**WHAT TO WORK ON:** Reproduce the records below in full and without edits, omitting images.

**DATA ROWS:**
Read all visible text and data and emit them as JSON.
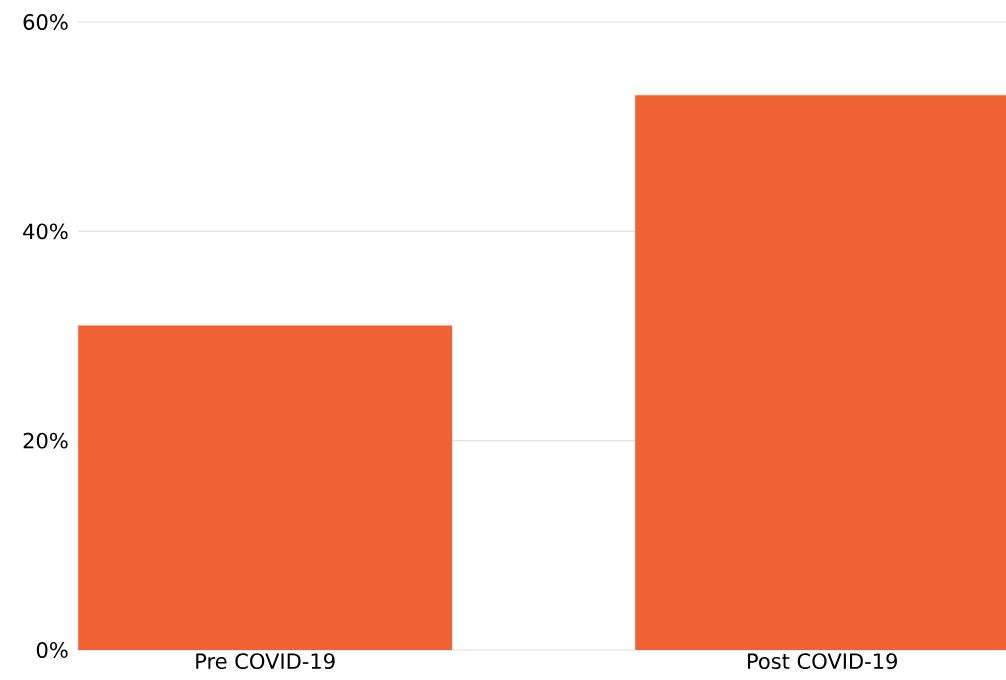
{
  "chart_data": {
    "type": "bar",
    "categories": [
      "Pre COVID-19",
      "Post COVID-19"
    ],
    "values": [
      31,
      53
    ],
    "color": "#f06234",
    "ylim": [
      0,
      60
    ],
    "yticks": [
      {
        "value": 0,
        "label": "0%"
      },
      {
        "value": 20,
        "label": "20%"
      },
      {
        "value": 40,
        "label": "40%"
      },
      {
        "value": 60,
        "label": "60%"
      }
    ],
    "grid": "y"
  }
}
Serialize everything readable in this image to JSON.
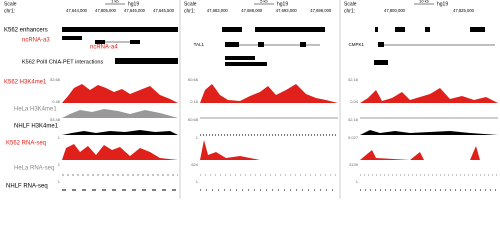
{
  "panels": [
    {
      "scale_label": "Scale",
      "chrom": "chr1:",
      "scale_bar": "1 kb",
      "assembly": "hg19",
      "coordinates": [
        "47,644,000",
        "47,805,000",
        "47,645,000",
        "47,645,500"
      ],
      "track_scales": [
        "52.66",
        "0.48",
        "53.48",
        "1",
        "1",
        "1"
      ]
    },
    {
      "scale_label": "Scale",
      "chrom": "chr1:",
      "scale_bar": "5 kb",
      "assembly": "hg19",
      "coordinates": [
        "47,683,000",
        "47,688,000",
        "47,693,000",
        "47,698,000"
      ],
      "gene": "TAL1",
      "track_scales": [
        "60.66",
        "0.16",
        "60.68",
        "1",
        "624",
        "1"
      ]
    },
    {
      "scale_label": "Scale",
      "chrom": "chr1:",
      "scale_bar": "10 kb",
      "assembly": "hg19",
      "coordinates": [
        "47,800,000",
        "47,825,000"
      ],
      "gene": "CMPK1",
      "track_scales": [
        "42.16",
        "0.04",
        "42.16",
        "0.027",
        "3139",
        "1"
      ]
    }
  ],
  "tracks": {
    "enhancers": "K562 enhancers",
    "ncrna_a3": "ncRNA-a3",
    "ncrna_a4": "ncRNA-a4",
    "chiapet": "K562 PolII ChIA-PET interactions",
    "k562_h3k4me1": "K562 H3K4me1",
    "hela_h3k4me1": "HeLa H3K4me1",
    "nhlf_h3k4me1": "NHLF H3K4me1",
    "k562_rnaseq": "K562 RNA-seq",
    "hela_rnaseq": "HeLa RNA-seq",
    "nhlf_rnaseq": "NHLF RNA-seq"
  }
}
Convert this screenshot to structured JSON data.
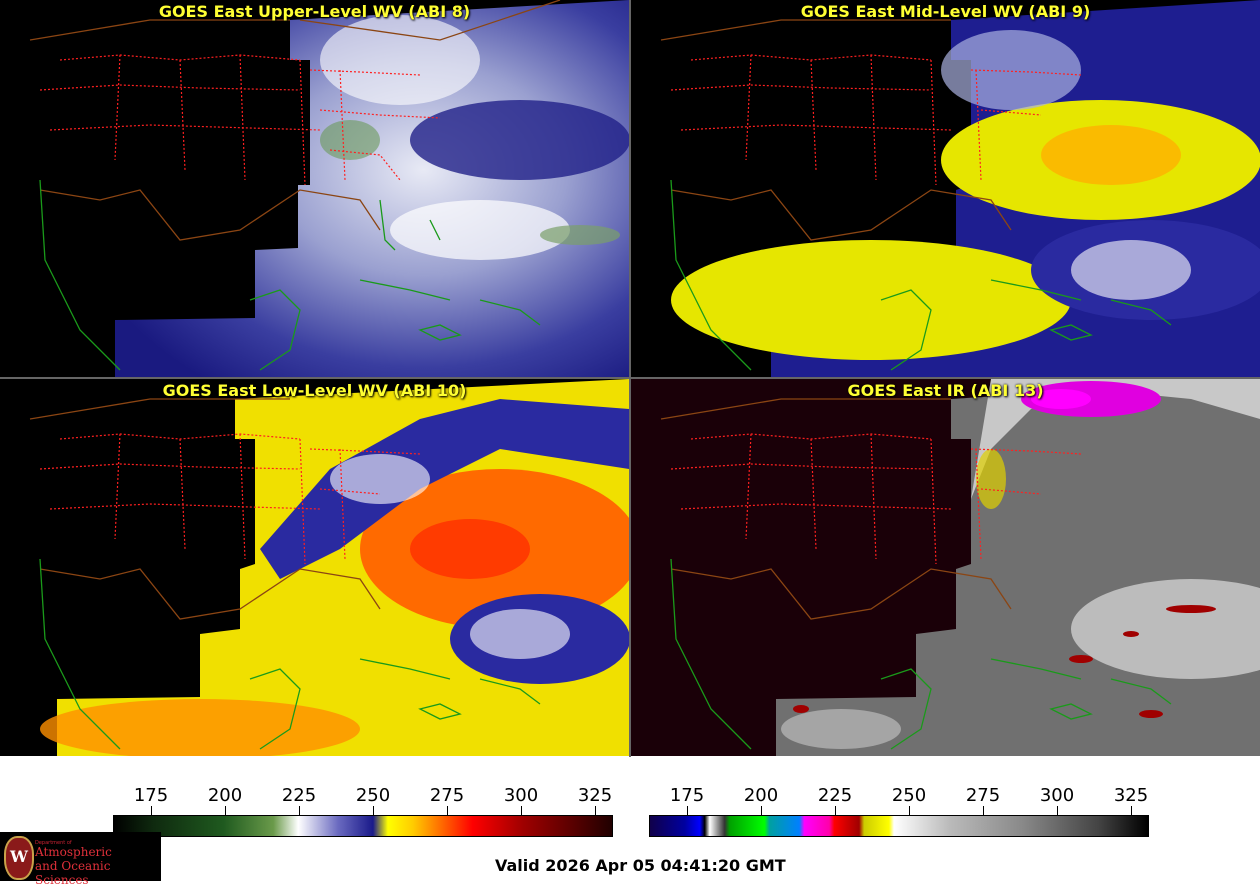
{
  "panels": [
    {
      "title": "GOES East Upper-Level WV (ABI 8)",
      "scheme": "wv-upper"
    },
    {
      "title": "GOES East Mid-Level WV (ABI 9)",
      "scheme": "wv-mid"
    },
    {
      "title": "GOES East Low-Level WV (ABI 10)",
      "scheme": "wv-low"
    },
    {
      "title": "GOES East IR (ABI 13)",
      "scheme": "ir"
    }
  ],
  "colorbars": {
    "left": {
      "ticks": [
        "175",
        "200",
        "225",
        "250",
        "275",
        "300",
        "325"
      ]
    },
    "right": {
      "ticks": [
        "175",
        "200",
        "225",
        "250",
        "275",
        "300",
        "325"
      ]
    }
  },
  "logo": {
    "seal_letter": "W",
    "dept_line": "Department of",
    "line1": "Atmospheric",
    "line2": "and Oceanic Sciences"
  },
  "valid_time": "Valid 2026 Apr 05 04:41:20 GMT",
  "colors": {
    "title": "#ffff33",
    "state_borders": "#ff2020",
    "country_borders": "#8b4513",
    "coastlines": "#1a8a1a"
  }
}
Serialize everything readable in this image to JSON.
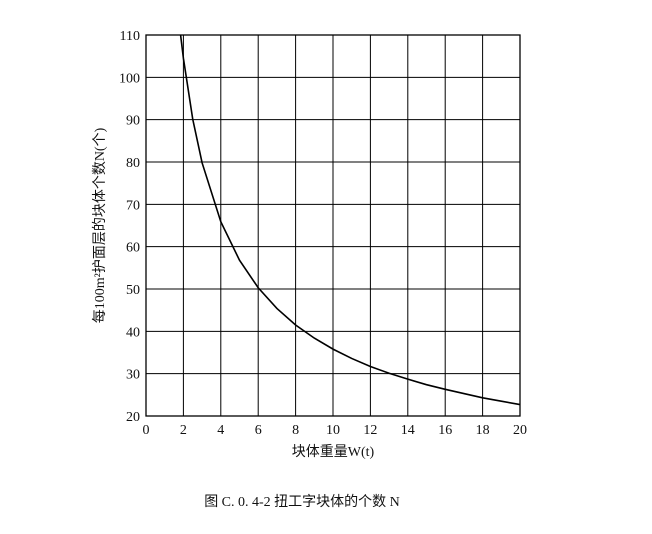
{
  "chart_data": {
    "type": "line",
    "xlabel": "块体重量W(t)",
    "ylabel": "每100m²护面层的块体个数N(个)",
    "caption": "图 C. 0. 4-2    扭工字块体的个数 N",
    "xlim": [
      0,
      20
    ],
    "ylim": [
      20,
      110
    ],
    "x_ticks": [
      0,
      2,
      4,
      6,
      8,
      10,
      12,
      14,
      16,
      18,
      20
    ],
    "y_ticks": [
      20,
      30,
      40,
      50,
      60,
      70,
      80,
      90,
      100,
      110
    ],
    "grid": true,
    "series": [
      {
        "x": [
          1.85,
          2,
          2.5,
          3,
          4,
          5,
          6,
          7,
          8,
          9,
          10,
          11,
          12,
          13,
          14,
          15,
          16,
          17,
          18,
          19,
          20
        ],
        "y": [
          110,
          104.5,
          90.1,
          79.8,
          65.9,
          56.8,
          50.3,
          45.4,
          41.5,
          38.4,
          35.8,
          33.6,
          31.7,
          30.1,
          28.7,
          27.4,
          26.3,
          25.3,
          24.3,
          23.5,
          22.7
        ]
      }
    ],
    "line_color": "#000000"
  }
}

**TASK SOLUTION:**
Read all visible text and data and emit them as JSON.
{
  "chart_data": {
    "type": "bar",
    "categories": [
      "Pre COVID-19",
      "Post COVID-19"
    ],
    "values": [
      31,
      53
    ],
    "color": "#f06234",
    "ylim": [
      0,
      60
    ],
    "yticks": [
      {
        "value": 0,
        "label": "0%"
      },
      {
        "value": 20,
        "label": "20%"
      },
      {
        "value": 40,
        "label": "40%"
      },
      {
        "value": 60,
        "label": "60%"
      }
    ],
    "grid": "y"
  }
}
Serialize everything readable in this image to JSON.
{
  "panels": [
    {
      "scale_label": "Scale",
      "chrom": "chr1:",
      "scale_bar": "1 kb",
      "assembly": "hg19",
      "coordinates": [
        "47,644,000",
        "47,805,000",
        "47,645,000",
        "47,645,500"
      ],
      "track_scales": [
        "52.66",
        "0.48",
        "53.48",
        "1",
        "1",
        "1"
      ]
    },
    {
      "scale_label": "Scale",
      "chrom": "chr1:",
      "scale_bar": "5 kb",
      "assembly": "hg19",
      "coordinates": [
        "47,683,000",
        "47,688,000",
        "47,693,000",
        "47,698,000"
      ],
      "gene": "TAL1",
      "track_scales": [
        "60.66",
        "0.16",
        "60.68",
        "1",
        "624",
        "1"
      ]
    },
    {
      "scale_label": "Scale",
      "chrom": "chr1:",
      "scale_bar": "10 kb",
      "assembly": "hg19",
      "coordinates": [
        "47,800,000",
        "47,825,000"
      ],
      "gene": "CMPK1",
      "track_scales": [
        "42.16",
        "0.04",
        "42.16",
        "0.027",
        "3139",
        "1"
      ]
    }
  ],
  "tracks": {
    "enhancers": "K562 enhancers",
    "ncrna_a3": "ncRNA-a3",
    "ncrna_a4": "ncRNA-a4",
    "chiapet": "K562 PolII ChIA-PET interactions",
    "k562_h3k4me1": "K562 H3K4me1",
    "hela_h3k4me1": "HeLa H3K4me1",
    "nhlf_h3k4me1": "NHLF H3K4me1",
    "k562_rnaseq": "K562 RNA-seq",
    "hela_rnaseq": "HeLa RNA-seq",
    "nhlf_rnaseq": "NHLF RNA-seq"
  }
}
Convert this screenshot to structured JSON data.
{
  "panels": [
    {
      "title": "GOES East Upper-Level WV (ABI 8)",
      "scheme": "wv-upper"
    },
    {
      "title": "GOES East Mid-Level WV (ABI 9)",
      "scheme": "wv-mid"
    },
    {
      "title": "GOES East Low-Level WV (ABI 10)",
      "scheme": "wv-low"
    },
    {
      "title": "GOES East IR (ABI 13)",
      "scheme": "ir"
    }
  ],
  "colorbars": {
    "left": {
      "ticks": [
        "175",
        "200",
        "225",
        "250",
        "275",
        "300",
        "325"
      ]
    },
    "right": {
      "ticks": [
        "175",
        "200",
        "225",
        "250",
        "275",
        "300",
        "325"
      ]
    }
  },
  "logo": {
    "seal_letter": "W",
    "dept_line": "Department of",
    "line1": "Atmospheric",
    "line2": "and Oceanic Sciences"
  },
  "valid_time": "Valid 2026 Apr 05 04:41:20 GMT",
  "colors": {
    "title": "#ffff33",
    "state_borders": "#ff2020",
    "country_borders": "#8b4513",
    "coastlines": "#1a8a1a"
  }
}
Serialize everything readable in this image to JSON.
{
  "chart_data": {
    "type": "line",
    "xlabel": "块体重量W(t)",
    "ylabel": "每100m²护面层的块体个数N(个)",
    "caption": "图 C. 0. 4-2    扭工字块体的个数 N",
    "xlim": [
      0,
      20
    ],
    "ylim": [
      20,
      110
    ],
    "x_ticks": [
      0,
      2,
      4,
      6,
      8,
      10,
      12,
      14,
      16,
      18,
      20
    ],
    "y_ticks": [
      20,
      30,
      40,
      50,
      60,
      70,
      80,
      90,
      100,
      110
    ],
    "grid": true,
    "series": [
      {
        "x": [
          1.85,
          2,
          2.5,
          3,
          4,
          5,
          6,
          7,
          8,
          9,
          10,
          11,
          12,
          13,
          14,
          15,
          16,
          17,
          18,
          19,
          20
        ],
        "y": [
          110,
          104.5,
          90.1,
          79.8,
          65.9,
          56.8,
          50.3,
          45.4,
          41.5,
          38.4,
          35.8,
          33.6,
          31.7,
          30.1,
          28.7,
          27.4,
          26.3,
          25.3,
          24.3,
          23.5,
          22.7
        ]
      }
    ],
    "line_color": "#000000"
  }
}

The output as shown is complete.